Output the material below in full, exactly as it is.

= = =

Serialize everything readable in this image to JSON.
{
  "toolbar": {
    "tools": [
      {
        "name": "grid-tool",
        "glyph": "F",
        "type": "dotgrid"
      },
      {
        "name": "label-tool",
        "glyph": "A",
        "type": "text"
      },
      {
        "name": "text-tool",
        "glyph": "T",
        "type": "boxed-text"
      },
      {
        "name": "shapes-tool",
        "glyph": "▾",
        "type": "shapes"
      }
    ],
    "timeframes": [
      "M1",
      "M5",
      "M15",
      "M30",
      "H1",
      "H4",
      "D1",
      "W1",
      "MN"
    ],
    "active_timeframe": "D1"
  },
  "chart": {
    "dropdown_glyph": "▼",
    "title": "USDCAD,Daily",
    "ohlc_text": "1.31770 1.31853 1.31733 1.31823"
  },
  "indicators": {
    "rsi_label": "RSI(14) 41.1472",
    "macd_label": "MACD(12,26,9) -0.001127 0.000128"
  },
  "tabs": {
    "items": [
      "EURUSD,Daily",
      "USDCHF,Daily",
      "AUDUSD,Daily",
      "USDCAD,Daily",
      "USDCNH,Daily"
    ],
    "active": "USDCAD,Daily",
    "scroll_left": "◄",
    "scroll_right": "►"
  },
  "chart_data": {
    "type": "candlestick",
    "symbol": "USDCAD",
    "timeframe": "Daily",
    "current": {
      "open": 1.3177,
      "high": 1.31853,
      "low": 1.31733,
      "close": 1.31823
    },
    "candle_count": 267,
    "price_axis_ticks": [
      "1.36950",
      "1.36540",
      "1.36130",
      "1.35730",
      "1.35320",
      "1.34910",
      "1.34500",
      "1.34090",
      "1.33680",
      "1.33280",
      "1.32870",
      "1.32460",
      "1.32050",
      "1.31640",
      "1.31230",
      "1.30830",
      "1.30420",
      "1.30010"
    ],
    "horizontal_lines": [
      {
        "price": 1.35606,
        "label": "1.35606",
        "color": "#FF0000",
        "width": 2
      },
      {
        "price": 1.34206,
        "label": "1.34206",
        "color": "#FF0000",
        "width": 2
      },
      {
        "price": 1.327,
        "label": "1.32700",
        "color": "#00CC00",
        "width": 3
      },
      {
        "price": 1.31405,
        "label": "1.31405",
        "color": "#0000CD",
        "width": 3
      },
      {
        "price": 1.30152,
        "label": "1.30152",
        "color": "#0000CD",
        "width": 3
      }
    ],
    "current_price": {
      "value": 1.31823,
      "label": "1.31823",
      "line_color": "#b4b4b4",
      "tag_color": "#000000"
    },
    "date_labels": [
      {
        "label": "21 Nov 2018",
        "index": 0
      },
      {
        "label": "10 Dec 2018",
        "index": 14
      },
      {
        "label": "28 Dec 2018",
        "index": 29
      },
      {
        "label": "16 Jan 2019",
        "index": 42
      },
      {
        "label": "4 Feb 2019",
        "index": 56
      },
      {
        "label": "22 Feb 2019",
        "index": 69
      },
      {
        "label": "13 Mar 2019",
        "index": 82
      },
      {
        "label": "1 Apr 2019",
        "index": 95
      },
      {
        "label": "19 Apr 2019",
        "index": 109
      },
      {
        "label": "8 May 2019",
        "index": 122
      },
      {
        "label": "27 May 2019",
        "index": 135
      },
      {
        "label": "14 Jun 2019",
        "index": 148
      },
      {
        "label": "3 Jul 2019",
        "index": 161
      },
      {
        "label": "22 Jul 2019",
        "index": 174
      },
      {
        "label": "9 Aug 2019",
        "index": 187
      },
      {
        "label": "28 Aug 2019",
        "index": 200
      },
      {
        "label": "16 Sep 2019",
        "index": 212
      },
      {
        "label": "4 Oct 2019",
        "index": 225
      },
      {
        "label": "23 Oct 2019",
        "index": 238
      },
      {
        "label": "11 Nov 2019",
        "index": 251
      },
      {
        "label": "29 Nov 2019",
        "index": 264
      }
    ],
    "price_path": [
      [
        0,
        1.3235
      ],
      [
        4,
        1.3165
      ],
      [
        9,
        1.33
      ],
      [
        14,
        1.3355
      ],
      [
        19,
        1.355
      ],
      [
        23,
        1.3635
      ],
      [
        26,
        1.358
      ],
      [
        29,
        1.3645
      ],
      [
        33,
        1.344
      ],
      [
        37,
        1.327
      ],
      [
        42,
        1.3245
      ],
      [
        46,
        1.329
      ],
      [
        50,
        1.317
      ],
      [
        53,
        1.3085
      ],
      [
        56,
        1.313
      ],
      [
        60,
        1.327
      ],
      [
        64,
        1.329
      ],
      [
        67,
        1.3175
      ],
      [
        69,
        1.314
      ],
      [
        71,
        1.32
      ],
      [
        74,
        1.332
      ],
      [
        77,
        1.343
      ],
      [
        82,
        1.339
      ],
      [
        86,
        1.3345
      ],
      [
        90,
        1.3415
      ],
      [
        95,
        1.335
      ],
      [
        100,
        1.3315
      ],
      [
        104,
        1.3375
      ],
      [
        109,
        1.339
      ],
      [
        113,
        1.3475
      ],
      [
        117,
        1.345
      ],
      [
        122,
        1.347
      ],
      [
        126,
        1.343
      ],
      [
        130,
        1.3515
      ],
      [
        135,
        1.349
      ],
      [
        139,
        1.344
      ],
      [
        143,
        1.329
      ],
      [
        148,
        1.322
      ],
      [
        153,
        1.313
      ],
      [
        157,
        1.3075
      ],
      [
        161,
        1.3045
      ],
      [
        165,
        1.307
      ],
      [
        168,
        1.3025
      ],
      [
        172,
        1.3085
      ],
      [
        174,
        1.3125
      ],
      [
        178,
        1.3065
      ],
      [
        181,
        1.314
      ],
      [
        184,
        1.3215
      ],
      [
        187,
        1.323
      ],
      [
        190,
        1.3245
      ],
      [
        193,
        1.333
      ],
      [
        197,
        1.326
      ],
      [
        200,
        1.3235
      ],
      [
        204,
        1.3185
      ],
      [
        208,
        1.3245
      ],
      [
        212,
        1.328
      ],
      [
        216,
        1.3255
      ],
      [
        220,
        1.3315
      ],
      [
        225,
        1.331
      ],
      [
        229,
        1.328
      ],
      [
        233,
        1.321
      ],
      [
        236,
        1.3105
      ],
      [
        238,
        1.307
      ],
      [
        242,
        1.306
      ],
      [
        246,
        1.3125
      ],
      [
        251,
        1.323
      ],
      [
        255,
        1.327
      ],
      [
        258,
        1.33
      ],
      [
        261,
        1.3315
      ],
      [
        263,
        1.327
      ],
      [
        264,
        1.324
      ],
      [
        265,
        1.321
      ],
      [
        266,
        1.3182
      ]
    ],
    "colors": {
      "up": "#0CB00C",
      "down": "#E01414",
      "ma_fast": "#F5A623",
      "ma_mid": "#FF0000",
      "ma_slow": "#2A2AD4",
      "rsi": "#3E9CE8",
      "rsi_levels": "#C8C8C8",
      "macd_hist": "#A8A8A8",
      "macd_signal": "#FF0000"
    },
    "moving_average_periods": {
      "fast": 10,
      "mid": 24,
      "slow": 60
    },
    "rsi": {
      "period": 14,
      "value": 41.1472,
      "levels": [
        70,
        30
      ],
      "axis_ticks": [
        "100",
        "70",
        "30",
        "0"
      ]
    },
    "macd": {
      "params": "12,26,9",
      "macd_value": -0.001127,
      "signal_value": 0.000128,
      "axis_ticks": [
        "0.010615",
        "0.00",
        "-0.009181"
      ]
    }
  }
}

= = =

- [ANSWER TO THE TASK]
Serialize everything readable in this image to JSON.
{
  "toolbar": {
    "tools": [
      {
        "name": "grid-tool",
        "glyph": "F",
        "type": "dotgrid"
      },
      {
        "name": "label-tool",
        "glyph": "A",
        "type": "text"
      },
      {
        "name": "text-tool",
        "glyph": "T",
        "type": "boxed-text"
      },
      {
        "name": "shapes-tool",
        "glyph": "▾",
        "type": "shapes"
      }
    ],
    "timeframes": [
      "M1",
      "M5",
      "M15",
      "M30",
      "H1",
      "H4",
      "D1",
      "W1",
      "MN"
    ],
    "active_timeframe": "D1"
  },
  "chart": {
    "dropdown_glyph": "▼",
    "title": "USDCAD,Daily",
    "ohlc_text": "1.31770 1.31853 1.31733 1.31823"
  },
  "indicators": {
    "rsi_label": "RSI(14) 41.1472",
    "macd_label": "MACD(12,26,9) -0.001127 0.000128"
  },
  "tabs": {
    "items": [
      "EURUSD,Daily",
      "USDCHF,Daily",
      "AUDUSD,Daily",
      "USDCAD,Daily",
      "USDCNH,Daily"
    ],
    "active": "USDCAD,Daily",
    "scroll_left": "◄",
    "scroll_right": "►"
  },
  "chart_data": {
    "type": "candlestick",
    "symbol": "USDCAD",
    "timeframe": "Daily",
    "current": {
      "open": 1.3177,
      "high": 1.31853,
      "low": 1.31733,
      "close": 1.31823
    },
    "candle_count": 267,
    "price_axis_ticks": [
      "1.36950",
      "1.36540",
      "1.36130",
      "1.35730",
      "1.35320",
      "1.34910",
      "1.34500",
      "1.34090",
      "1.33680",
      "1.33280",
      "1.32870",
      "1.32460",
      "1.32050",
      "1.31640",
      "1.31230",
      "1.30830",
      "1.30420",
      "1.30010"
    ],
    "horizontal_lines": [
      {
        "price": 1.35606,
        "label": "1.35606",
        "color": "#FF0000",
        "width": 2
      },
      {
        "price": 1.34206,
        "label": "1.34206",
        "color": "#FF0000",
        "width": 2
      },
      {
        "price": 1.327,
        "label": "1.32700",
        "color": "#00CC00",
        "width": 3
      },
      {
        "price": 1.31405,
        "label": "1.31405",
        "color": "#0000CD",
        "width": 3
      },
      {
        "price": 1.30152,
        "label": "1.30152",
        "color": "#0000CD",
        "width": 3
      }
    ],
    "current_price": {
      "value": 1.31823,
      "label": "1.31823",
      "line_color": "#b4b4b4",
      "tag_color": "#000000"
    },
    "date_labels": [
      {
        "label": "21 Nov 2018",
        "index": 0
      },
      {
        "label": "10 Dec 2018",
        "index": 14
      },
      {
        "label": "28 Dec 2018",
        "index": 29
      },
      {
        "label": "16 Jan 2019",
        "index": 42
      },
      {
        "label": "4 Feb 2019",
        "index": 56
      },
      {
        "label": "22 Feb 2019",
        "index": 69
      },
      {
        "label": "13 Mar 2019",
        "index": 82
      },
      {
        "label": "1 Apr 2019",
        "index": 95
      },
      {
        "label": "19 Apr 2019",
        "index": 109
      },
      {
        "label": "8 May 2019",
        "index": 122
      },
      {
        "label": "27 May 2019",
        "index": 135
      },
      {
        "label": "14 Jun 2019",
        "index": 148
      },
      {
        "label": "3 Jul 2019",
        "index": 161
      },
      {
        "label": "22 Jul 2019",
        "index": 174
      },
      {
        "label": "9 Aug 2019",
        "index": 187
      },
      {
        "label": "28 Aug 2019",
        "index": 200
      },
      {
        "label": "16 Sep 2019",
        "index": 212
      },
      {
        "label": "4 Oct 2019",
        "index": 225
      },
      {
        "label": "23 Oct 2019",
        "index": 238
      },
      {
        "label": "11 Nov 2019",
        "index": 251
      },
      {
        "label": "29 Nov 2019",
        "index": 264
      }
    ],
    "price_path": [
      [
        0,
        1.3235
      ],
      [
        4,
        1.3165
      ],
      [
        9,
        1.33
      ],
      [
        14,
        1.3355
      ],
      [
        19,
        1.355
      ],
      [
        23,
        1.3635
      ],
      [
        26,
        1.358
      ],
      [
        29,
        1.3645
      ],
      [
        33,
        1.344
      ],
      [
        37,
        1.327
      ],
      [
        42,
        1.3245
      ],
      [
        46,
        1.329
      ],
      [
        50,
        1.317
      ],
      [
        53,
        1.3085
      ],
      [
        56,
        1.313
      ],
      [
        60,
        1.327
      ],
      [
        64,
        1.329
      ],
      [
        67,
        1.3175
      ],
      [
        69,
        1.314
      ],
      [
        71,
        1.32
      ],
      [
        74,
        1.332
      ],
      [
        77,
        1.343
      ],
      [
        82,
        1.339
      ],
      [
        86,
        1.3345
      ],
      [
        90,
        1.3415
      ],
      [
        95,
        1.335
      ],
      [
        100,
        1.3315
      ],
      [
        104,
        1.3375
      ],
      [
        109,
        1.339
      ],
      [
        113,
        1.3475
      ],
      [
        117,
        1.345
      ],
      [
        122,
        1.347
      ],
      [
        126,
        1.343
      ],
      [
        130,
        1.3515
      ],
      [
        135,
        1.349
      ],
      [
        139,
        1.344
      ],
      [
        143,
        1.329
      ],
      [
        148,
        1.322
      ],
      [
        153,
        1.313
      ],
      [
        157,
        1.3075
      ],
      [
        161,
        1.3045
      ],
      [
        165,
        1.307
      ],
      [
        168,
        1.3025
      ],
      [
        172,
        1.3085
      ],
      [
        174,
        1.3125
      ],
      [
        178,
        1.3065
      ],
      [
        181,
        1.314
      ],
      [
        184,
        1.3215
      ],
      [
        187,
        1.323
      ],
      [
        190,
        1.3245
      ],
      [
        193,
        1.333
      ],
      [
        197,
        1.326
      ],
      [
        200,
        1.3235
      ],
      [
        204,
        1.3185
      ],
      [
        208,
        1.3245
      ],
      [
        212,
        1.328
      ],
      [
        216,
        1.3255
      ],
      [
        220,
        1.3315
      ],
      [
        225,
        1.331
      ],
      [
        229,
        1.328
      ],
      [
        233,
        1.321
      ],
      [
        236,
        1.3105
      ],
      [
        238,
        1.307
      ],
      [
        242,
        1.306
      ],
      [
        246,
        1.3125
      ],
      [
        251,
        1.323
      ],
      [
        255,
        1.327
      ],
      [
        258,
        1.33
      ],
      [
        261,
        1.3315
      ],
      [
        263,
        1.327
      ],
      [
        264,
        1.324
      ],
      [
        265,
        1.321
      ],
      [
        266,
        1.3182
      ]
    ],
    "colors": {
      "up": "#0CB00C",
      "down": "#E01414",
      "ma_fast": "#F5A623",
      "ma_mid": "#FF0000",
      "ma_slow": "#2A2AD4",
      "rsi": "#3E9CE8",
      "rsi_levels": "#C8C8C8",
      "macd_hist": "#A8A8A8",
      "macd_signal": "#FF0000"
    },
    "moving_average_periods": {
      "fast": 10,
      "mid": 24,
      "slow": 60
    },
    "rsi": {
      "period": 14,
      "value": 41.1472,
      "levels": [
        70,
        30
      ],
      "axis_ticks": [
        "100",
        "70",
        "30",
        "0"
      ]
    },
    "macd": {
      "params": "12,26,9",
      "macd_value": -0.001127,
      "signal_value": 0.000128,
      "axis_ticks": [
        "0.010615",
        "0.00",
        "-0.009181"
      ]
    }
  }
}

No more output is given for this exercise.